Brief
Set each line of the records down again exactly, please.

Segment Start: Material for the task

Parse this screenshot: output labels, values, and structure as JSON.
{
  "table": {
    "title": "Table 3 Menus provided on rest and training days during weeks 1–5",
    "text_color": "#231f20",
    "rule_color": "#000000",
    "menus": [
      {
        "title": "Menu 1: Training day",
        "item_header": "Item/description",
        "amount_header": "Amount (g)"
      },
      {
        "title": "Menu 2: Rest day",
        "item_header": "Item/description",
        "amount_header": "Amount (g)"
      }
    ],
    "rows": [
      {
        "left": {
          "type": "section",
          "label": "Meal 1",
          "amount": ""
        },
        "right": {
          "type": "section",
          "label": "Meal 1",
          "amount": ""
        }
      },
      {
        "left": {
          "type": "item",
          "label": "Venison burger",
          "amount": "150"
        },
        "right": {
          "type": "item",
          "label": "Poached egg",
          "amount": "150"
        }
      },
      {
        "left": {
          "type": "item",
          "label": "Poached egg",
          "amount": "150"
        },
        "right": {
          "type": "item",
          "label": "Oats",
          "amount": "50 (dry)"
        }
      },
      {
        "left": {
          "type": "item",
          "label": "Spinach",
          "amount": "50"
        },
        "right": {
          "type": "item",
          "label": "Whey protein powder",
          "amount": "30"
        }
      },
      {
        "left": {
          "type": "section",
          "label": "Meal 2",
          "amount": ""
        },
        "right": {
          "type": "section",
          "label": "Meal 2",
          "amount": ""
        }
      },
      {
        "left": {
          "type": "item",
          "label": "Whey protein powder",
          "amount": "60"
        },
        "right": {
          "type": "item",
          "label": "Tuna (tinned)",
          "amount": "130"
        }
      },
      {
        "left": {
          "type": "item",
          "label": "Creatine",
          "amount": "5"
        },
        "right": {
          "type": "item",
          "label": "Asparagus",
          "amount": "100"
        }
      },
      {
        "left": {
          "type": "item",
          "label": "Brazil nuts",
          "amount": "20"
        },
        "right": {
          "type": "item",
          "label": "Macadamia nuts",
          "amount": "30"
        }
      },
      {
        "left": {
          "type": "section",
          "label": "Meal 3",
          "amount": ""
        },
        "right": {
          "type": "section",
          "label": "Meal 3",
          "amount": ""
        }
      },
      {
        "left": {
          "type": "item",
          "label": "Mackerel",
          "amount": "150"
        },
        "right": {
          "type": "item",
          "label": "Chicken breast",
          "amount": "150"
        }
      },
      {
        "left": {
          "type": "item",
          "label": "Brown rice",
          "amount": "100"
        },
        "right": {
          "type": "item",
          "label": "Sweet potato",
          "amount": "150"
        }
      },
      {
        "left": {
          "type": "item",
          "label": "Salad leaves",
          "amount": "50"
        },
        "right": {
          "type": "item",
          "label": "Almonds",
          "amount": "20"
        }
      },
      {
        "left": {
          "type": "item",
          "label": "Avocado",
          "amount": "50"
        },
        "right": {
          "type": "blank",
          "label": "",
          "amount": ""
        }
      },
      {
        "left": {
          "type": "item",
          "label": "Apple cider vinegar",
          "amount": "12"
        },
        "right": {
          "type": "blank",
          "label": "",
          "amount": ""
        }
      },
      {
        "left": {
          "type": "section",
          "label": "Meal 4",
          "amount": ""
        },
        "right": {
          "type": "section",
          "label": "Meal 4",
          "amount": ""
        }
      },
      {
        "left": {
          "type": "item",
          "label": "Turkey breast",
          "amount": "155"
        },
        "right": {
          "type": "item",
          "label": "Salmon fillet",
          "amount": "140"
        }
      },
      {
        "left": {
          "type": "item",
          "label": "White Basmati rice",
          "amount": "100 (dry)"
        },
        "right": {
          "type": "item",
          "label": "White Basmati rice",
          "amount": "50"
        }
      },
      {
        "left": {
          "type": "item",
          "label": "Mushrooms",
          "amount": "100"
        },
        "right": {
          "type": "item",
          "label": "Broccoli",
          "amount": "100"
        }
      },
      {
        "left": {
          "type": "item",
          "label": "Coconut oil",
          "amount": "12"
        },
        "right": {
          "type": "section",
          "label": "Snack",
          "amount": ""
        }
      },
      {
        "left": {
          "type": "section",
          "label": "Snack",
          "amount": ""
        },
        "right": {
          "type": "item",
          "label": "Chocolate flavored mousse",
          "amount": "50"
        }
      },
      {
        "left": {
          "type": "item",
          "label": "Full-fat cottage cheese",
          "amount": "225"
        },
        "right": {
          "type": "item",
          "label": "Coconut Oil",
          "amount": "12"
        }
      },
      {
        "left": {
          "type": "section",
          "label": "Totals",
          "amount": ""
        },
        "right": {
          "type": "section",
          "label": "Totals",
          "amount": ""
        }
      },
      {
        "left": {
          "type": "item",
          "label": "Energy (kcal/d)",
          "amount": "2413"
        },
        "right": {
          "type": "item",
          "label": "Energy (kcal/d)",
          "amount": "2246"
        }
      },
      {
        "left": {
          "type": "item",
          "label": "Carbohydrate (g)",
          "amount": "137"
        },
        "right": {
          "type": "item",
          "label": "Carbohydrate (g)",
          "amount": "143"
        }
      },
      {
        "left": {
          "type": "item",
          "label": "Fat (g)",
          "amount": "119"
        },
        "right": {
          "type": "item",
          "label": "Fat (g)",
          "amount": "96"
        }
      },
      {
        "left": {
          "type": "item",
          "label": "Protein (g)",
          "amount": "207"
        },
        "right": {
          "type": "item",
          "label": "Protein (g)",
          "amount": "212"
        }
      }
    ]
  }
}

Segment End: Material for the task

Response to this exercise
Parse this screenshot: output labels, values, and structure as JSON.
{
  "table": {
    "title": "Table 3 Menus provided on rest and training days during weeks 1–5",
    "text_color": "#231f20",
    "rule_color": "#000000",
    "menus": [
      {
        "title": "Menu 1: Training day",
        "item_header": "Item/description",
        "amount_header": "Amount (g)"
      },
      {
        "title": "Menu 2: Rest day",
        "item_header": "Item/description",
        "amount_header": "Amount (g)"
      }
    ],
    "rows": [
      {
        "left": {
          "type": "section",
          "label": "Meal 1",
          "amount": ""
        },
        "right": {
          "type": "section",
          "label": "Meal 1",
          "amount": ""
        }
      },
      {
        "left": {
          "type": "item",
          "label": "Venison burger",
          "amount": "150"
        },
        "right": {
          "type": "item",
          "label": "Poached egg",
          "amount": "150"
        }
      },
      {
        "left": {
          "type": "item",
          "label": "Poached egg",
          "amount": "150"
        },
        "right": {
          "type": "item",
          "label": "Oats",
          "amount": "50 (dry)"
        }
      },
      {
        "left": {
          "type": "item",
          "label": "Spinach",
          "amount": "50"
        },
        "right": {
          "type": "item",
          "label": "Whey protein powder",
          "amount": "30"
        }
      },
      {
        "left": {
          "type": "section",
          "label": "Meal 2",
          "amount": ""
        },
        "right": {
          "type": "section",
          "label": "Meal 2",
          "amount": ""
        }
      },
      {
        "left": {
          "type": "item",
          "label": "Whey protein powder",
          "amount": "60"
        },
        "right": {
          "type": "item",
          "label": "Tuna (tinned)",
          "amount": "130"
        }
      },
      {
        "left": {
          "type": "item",
          "label": "Creatine",
          "amount": "5"
        },
        "right": {
          "type": "item",
          "label": "Asparagus",
          "amount": "100"
        }
      },
      {
        "left": {
          "type": "item",
          "label": "Brazil nuts",
          "amount": "20"
        },
        "right": {
          "type": "item",
          "label": "Macadamia nuts",
          "amount": "30"
        }
      },
      {
        "left": {
          "type": "section",
          "label": "Meal 3",
          "amount": ""
        },
        "right": {
          "type": "section",
          "label": "Meal 3",
          "amount": ""
        }
      },
      {
        "left": {
          "type": "item",
          "label": "Mackerel",
          "amount": "150"
        },
        "right": {
          "type": "item",
          "label": "Chicken breast",
          "amount": "150"
        }
      },
      {
        "left": {
          "type": "item",
          "label": "Brown rice",
          "amount": "100"
        },
        "right": {
          "type": "item",
          "label": "Sweet potato",
          "amount": "150"
        }
      },
      {
        "left": {
          "type": "item",
          "label": "Salad leaves",
          "amount": "50"
        },
        "right": {
          "type": "item",
          "label": "Almonds",
          "amount": "20"
        }
      },
      {
        "left": {
          "type": "item",
          "label": "Avocado",
          "amount": "50"
        },
        "right": {
          "type": "blank",
          "label": "",
          "amount": ""
        }
      },
      {
        "left": {
          "type": "item",
          "label": "Apple cider vinegar",
          "amount": "12"
        },
        "right": {
          "type": "blank",
          "label": "",
          "amount": ""
        }
      },
      {
        "left": {
          "type": "section",
          "label": "Meal 4",
          "amount": ""
        },
        "right": {
          "type": "section",
          "label": "Meal 4",
          "amount": ""
        }
      },
      {
        "left": {
          "type": "item",
          "label": "Turkey breast",
          "amount": "155"
        },
        "right": {
          "type": "item",
          "label": "Salmon fillet",
          "amount": "140"
        }
      },
      {
        "left": {
          "type": "item",
          "label": "White Basmati rice",
          "amount": "100 (dry)"
        },
        "right": {
          "type": "item",
          "label": "White Basmati rice",
          "amount": "50"
        }
      },
      {
        "left": {
          "type": "item",
          "label": "Mushrooms",
          "amount": "100"
        },
        "right": {
          "type": "item",
          "label": "Broccoli",
          "amount": "100"
        }
      },
      {
        "left": {
          "type": "item",
          "label": "Coconut oil",
          "amount": "12"
        },
        "right": {
          "type": "section",
          "label": "Snack",
          "amount": ""
        }
      },
      {
        "left": {
          "type": "section",
          "label": "Snack",
          "amount": ""
        },
        "right": {
          "type": "item",
          "label": "Chocolate flavored mousse",
          "amount": "50"
        }
      },
      {
        "left": {
          "type": "item",
          "label": "Full-fat cottage cheese",
          "amount": "225"
        },
        "right": {
          "type": "item",
          "label": "Coconut Oil",
          "amount": "12"
        }
      },
      {
        "left": {
          "type": "section",
          "label": "Totals",
          "amount": ""
        },
        "right": {
          "type": "section",
          "label": "Totals",
          "amount": ""
        }
      },
      {
        "left": {
          "type": "item",
          "label": "Energy (kcal/d)",
          "amount": "2413"
        },
        "right": {
          "type": "item",
          "label": "Energy (kcal/d)",
          "amount": "2246"
        }
      },
      {
        "left": {
          "type": "item",
          "label": "Carbohydrate (g)",
          "amount": "137"
        },
        "right": {
          "type": "item",
          "label": "Carbohydrate (g)",
          "amount": "143"
        }
      },
      {
        "left": {
          "type": "item",
          "label": "Fat (g)",
          "amount": "119"
        },
        "right": {
          "type": "item",
          "label": "Fat (g)",
          "amount": "96"
        }
      },
      {
        "left": {
          "type": "item",
          "label": "Protein (g)",
          "amount": "207"
        },
        "right": {
          "type": "item",
          "label": "Protein (g)",
          "amount": "212"
        }
      }
    ]
  }
}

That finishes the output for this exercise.